YOUR OBJECTIVE:
Find the string "scene" in the records. Copy every line it appears in.

MATERIALS PROVIDED:
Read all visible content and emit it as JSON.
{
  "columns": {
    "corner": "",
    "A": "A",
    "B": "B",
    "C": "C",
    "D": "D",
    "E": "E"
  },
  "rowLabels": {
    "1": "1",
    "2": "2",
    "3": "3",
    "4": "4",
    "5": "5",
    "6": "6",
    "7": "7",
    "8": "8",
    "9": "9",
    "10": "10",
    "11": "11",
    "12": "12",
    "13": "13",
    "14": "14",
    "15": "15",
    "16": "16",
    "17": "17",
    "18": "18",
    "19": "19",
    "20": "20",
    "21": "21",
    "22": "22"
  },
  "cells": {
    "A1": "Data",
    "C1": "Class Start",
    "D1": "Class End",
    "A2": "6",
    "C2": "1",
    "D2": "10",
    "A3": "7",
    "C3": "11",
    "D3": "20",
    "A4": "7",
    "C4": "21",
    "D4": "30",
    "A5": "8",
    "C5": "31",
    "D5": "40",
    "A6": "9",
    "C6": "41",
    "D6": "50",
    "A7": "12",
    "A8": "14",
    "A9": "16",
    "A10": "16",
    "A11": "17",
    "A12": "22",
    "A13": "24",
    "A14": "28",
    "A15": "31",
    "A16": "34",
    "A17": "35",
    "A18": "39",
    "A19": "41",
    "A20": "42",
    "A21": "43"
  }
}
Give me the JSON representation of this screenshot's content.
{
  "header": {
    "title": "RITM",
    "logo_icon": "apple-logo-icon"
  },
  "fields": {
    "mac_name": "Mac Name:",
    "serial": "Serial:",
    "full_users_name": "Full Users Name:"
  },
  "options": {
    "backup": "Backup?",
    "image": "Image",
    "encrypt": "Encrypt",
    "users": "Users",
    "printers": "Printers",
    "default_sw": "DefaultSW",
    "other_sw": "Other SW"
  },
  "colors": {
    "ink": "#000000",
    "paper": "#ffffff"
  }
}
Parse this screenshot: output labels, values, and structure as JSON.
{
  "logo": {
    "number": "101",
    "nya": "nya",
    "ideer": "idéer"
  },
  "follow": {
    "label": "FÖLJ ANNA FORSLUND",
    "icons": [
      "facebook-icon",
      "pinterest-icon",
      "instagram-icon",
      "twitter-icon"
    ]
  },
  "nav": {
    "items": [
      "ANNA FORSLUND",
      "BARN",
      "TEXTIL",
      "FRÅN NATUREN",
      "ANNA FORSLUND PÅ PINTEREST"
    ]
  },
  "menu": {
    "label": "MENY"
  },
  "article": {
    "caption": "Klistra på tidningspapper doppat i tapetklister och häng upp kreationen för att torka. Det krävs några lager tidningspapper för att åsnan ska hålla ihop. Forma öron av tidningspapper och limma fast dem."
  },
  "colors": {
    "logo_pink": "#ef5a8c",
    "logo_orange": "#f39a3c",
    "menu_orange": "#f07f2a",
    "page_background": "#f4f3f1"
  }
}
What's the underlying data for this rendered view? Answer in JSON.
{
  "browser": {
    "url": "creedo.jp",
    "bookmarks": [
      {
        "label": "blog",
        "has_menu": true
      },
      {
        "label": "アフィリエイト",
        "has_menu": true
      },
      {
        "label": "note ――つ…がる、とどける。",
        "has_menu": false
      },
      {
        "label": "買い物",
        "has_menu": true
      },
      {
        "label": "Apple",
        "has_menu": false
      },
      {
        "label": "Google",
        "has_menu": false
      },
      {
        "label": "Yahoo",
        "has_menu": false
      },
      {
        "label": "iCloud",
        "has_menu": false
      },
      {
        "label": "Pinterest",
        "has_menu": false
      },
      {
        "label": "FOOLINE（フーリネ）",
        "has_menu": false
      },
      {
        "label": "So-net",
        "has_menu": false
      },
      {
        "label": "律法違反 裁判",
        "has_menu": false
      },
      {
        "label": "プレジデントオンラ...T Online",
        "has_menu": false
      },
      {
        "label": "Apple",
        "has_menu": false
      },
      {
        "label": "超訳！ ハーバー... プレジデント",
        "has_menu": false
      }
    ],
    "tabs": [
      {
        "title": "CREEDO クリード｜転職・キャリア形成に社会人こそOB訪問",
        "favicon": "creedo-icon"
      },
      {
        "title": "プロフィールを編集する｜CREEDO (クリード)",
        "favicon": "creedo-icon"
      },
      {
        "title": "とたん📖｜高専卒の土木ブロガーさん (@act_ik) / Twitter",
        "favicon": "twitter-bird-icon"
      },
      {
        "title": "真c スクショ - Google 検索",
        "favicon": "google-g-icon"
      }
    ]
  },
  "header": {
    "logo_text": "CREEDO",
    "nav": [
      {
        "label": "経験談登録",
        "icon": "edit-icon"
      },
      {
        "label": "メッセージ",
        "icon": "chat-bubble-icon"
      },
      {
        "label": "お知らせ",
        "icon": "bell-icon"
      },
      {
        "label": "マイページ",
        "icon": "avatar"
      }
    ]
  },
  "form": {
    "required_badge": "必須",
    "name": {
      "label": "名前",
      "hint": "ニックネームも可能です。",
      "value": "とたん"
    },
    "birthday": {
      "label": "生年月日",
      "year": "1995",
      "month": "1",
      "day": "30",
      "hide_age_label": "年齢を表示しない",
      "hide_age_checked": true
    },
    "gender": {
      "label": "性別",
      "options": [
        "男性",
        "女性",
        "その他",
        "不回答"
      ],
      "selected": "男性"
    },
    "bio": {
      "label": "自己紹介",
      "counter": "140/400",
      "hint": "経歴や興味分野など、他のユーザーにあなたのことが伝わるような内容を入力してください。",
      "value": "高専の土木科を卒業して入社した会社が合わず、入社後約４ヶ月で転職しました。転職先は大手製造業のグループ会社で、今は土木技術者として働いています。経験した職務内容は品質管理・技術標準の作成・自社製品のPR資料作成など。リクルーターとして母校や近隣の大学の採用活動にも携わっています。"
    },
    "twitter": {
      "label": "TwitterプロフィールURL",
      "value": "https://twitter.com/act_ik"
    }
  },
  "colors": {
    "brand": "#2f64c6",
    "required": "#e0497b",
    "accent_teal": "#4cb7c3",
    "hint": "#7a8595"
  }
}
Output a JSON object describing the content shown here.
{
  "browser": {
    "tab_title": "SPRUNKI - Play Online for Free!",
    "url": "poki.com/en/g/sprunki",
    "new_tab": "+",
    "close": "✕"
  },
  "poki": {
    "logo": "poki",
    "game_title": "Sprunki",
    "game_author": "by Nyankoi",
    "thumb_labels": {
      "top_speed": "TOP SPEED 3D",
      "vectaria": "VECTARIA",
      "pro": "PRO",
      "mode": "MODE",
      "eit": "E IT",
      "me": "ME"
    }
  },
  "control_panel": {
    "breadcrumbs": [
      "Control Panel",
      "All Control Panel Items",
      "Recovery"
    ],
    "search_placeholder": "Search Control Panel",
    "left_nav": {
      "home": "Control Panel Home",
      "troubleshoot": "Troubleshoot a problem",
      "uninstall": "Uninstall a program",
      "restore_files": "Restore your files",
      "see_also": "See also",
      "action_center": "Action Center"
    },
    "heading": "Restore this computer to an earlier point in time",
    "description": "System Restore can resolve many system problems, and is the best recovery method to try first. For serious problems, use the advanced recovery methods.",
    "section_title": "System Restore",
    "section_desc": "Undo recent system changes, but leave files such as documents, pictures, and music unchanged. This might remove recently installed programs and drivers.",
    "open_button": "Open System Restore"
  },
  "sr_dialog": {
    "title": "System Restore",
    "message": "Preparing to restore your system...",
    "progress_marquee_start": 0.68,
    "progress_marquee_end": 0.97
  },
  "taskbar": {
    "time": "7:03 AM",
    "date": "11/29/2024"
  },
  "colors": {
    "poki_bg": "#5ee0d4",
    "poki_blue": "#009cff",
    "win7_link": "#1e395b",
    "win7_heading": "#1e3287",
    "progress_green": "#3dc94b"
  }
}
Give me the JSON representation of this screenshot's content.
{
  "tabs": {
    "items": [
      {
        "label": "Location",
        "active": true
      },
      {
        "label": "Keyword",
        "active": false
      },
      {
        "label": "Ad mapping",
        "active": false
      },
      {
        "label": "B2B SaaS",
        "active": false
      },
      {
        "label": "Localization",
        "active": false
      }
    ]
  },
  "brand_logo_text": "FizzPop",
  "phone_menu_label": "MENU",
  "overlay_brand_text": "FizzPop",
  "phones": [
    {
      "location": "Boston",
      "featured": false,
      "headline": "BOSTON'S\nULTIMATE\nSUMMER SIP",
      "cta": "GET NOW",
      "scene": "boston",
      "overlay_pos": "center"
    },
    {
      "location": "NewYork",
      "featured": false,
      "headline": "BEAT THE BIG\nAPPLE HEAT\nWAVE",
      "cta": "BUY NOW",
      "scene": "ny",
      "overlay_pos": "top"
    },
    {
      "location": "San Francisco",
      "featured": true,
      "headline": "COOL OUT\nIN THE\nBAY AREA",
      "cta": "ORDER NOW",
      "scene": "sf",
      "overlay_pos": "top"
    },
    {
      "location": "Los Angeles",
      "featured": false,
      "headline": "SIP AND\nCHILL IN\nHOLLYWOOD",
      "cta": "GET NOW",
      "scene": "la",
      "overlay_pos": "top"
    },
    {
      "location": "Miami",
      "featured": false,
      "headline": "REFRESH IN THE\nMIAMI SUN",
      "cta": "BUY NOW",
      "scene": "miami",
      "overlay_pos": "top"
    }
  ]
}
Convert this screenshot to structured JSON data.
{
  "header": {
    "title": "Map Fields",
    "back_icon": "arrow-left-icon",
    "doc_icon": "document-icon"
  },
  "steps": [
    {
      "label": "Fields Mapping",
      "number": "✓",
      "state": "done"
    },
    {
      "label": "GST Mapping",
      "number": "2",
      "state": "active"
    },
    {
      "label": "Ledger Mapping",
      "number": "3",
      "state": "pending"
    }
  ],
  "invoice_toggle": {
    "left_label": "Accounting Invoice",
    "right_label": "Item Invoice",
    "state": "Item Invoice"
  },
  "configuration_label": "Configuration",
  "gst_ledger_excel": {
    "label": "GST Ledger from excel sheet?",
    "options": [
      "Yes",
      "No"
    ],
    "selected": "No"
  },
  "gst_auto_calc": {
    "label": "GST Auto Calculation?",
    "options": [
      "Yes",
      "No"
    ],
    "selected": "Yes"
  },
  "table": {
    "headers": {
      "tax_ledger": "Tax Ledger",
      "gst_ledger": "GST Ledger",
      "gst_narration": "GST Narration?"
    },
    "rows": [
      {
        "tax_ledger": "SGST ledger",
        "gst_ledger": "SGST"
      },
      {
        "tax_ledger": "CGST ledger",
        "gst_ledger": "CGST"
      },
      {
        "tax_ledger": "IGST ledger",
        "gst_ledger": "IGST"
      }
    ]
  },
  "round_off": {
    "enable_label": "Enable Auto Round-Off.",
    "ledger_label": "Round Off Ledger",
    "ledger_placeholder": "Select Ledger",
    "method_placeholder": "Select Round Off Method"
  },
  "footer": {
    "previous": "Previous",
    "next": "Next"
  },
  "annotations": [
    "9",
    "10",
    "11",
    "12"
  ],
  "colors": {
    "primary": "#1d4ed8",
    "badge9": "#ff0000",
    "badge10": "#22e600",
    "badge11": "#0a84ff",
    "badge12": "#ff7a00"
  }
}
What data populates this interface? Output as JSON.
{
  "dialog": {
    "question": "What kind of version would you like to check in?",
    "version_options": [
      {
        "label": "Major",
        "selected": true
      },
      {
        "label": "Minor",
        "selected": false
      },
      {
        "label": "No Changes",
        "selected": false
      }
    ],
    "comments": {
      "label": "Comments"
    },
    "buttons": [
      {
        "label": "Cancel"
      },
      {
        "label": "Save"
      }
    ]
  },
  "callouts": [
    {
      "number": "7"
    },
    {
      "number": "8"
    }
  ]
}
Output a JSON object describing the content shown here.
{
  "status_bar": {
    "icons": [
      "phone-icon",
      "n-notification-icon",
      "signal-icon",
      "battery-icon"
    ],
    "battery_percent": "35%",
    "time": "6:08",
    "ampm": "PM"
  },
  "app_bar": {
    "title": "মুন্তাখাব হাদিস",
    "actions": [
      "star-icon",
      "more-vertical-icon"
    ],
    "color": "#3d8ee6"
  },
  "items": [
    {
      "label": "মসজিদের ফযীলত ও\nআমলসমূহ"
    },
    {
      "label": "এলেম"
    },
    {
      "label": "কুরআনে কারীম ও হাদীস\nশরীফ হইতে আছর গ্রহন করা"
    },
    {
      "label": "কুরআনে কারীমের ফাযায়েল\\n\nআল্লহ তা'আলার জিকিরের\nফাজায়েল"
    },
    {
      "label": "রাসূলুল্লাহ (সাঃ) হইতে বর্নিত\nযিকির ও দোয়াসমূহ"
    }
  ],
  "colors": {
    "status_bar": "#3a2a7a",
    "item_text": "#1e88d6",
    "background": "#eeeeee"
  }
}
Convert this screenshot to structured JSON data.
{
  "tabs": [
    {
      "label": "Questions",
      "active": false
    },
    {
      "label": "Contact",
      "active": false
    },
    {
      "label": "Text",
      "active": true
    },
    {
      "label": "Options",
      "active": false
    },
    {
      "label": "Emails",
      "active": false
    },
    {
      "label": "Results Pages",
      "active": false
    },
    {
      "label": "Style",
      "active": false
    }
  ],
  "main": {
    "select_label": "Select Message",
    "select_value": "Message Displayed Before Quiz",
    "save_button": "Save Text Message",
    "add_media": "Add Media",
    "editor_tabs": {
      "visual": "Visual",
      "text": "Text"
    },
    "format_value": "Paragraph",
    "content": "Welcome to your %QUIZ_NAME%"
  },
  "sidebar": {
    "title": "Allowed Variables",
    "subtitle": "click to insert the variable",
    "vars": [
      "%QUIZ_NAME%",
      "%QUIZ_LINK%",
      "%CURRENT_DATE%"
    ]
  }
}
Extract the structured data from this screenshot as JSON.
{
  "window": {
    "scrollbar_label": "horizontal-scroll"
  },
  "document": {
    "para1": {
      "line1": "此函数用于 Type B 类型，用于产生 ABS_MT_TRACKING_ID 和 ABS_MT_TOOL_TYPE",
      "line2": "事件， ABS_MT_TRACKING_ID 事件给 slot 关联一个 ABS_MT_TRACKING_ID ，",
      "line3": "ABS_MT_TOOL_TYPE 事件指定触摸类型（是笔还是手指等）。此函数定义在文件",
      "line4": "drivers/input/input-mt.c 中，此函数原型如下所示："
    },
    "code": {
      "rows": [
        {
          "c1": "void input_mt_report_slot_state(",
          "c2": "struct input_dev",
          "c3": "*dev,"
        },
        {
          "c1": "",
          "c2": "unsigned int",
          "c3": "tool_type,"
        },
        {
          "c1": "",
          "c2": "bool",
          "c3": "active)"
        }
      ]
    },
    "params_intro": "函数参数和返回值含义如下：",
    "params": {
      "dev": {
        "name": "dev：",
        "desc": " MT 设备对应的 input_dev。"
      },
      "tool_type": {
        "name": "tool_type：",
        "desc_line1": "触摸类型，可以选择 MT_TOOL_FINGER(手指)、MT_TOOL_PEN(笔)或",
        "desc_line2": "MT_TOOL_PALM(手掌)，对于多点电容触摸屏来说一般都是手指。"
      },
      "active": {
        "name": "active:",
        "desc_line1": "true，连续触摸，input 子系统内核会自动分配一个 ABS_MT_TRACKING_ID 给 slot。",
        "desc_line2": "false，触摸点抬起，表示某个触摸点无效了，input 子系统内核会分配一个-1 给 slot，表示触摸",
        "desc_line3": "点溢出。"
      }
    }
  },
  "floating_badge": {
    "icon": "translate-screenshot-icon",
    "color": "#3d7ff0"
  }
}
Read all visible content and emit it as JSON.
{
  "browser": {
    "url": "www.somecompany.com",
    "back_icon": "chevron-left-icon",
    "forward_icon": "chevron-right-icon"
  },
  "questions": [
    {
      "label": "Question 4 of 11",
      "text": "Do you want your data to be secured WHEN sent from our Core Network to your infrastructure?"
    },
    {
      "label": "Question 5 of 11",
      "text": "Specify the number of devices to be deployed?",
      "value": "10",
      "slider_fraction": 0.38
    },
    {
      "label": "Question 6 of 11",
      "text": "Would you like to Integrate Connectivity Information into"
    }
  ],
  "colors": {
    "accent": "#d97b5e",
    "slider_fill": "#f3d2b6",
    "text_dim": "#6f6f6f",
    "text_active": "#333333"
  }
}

EXERCISE ANSWER:
      "scene": "boston",
      "scene": "ny",
      "scene": "sf",
      "scene": "la",
      "scene": "miami",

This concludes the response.